--- Start Data shown ---

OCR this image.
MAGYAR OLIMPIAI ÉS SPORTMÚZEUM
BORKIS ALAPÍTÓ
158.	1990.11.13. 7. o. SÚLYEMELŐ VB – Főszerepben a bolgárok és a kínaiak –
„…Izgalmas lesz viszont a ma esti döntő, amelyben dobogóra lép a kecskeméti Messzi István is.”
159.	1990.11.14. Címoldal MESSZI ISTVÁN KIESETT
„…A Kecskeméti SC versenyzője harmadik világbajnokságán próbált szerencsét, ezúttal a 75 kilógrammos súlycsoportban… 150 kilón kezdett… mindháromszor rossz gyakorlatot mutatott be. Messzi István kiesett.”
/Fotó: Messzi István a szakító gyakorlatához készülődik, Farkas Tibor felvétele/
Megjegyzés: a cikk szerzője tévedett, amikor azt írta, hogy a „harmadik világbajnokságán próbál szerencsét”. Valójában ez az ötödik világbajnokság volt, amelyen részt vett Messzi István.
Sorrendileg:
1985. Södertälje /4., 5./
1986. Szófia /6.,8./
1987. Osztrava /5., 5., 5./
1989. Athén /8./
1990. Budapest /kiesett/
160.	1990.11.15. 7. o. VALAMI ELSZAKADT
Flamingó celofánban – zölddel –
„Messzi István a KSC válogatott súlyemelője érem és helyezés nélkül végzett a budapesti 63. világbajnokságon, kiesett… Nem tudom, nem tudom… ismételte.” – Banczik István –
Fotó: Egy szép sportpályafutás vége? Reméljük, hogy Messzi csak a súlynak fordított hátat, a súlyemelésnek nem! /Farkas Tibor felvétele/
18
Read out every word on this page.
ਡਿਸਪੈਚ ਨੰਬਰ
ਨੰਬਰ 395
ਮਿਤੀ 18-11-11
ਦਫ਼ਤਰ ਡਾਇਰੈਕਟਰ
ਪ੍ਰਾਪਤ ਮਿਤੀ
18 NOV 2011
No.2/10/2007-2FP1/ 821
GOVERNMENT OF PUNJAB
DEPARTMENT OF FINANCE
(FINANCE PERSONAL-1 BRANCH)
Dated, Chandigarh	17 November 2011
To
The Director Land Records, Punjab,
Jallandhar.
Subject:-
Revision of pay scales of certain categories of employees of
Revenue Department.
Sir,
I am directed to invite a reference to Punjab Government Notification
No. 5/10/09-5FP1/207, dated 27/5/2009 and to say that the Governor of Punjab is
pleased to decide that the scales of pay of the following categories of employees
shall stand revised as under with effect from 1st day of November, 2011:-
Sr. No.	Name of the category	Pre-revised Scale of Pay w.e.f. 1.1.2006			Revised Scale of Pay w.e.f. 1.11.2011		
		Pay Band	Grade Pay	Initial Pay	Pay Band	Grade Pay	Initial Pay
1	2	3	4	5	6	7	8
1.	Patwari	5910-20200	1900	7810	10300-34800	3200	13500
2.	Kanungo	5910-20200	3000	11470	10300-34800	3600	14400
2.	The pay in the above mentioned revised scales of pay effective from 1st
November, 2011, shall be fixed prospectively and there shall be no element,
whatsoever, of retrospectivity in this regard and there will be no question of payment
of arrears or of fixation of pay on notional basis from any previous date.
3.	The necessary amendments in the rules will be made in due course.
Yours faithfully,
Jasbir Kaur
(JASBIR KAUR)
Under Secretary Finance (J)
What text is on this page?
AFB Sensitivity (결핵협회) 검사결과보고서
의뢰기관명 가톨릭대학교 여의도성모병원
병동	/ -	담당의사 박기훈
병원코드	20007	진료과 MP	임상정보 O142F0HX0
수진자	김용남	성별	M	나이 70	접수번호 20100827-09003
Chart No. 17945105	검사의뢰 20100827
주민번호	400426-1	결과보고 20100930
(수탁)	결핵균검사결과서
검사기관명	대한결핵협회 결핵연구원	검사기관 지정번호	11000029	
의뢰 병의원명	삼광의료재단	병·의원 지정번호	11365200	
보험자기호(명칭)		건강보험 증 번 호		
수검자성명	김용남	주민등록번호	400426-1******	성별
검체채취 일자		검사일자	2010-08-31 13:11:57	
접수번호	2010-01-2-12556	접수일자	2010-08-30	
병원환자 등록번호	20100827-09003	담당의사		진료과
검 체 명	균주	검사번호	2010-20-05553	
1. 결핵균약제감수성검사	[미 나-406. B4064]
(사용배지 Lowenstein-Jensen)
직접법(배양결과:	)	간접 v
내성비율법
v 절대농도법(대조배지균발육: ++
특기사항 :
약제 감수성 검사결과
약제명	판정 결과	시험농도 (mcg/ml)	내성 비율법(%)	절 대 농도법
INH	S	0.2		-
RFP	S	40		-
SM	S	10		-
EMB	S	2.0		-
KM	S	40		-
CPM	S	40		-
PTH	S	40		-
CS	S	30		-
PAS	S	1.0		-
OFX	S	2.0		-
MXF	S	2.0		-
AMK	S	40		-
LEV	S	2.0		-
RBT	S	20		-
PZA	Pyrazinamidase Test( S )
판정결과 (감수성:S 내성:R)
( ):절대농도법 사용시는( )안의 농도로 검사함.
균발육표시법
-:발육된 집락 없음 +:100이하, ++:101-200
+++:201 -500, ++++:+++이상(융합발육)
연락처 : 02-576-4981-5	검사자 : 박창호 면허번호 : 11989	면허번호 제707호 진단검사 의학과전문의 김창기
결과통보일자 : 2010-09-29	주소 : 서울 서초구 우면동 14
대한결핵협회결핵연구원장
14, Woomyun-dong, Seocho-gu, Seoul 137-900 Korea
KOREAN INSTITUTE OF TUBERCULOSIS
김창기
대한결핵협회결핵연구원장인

--- End Data shown ---

* _Written problem_:
Sift the material for lines with the string "Tibor". Copy each one found.

* _Response to the exercise_:
/Fotó: Messzi István a szakító gyakorlatához készülődik, Farkas Tibor felvétele/
Fotó: Egy szép sportpályafutás vége? Reméljük, hogy Messzi csak a súlynak fordított hátat, a súlyemelésnek nem! /Farkas Tibor felvétele/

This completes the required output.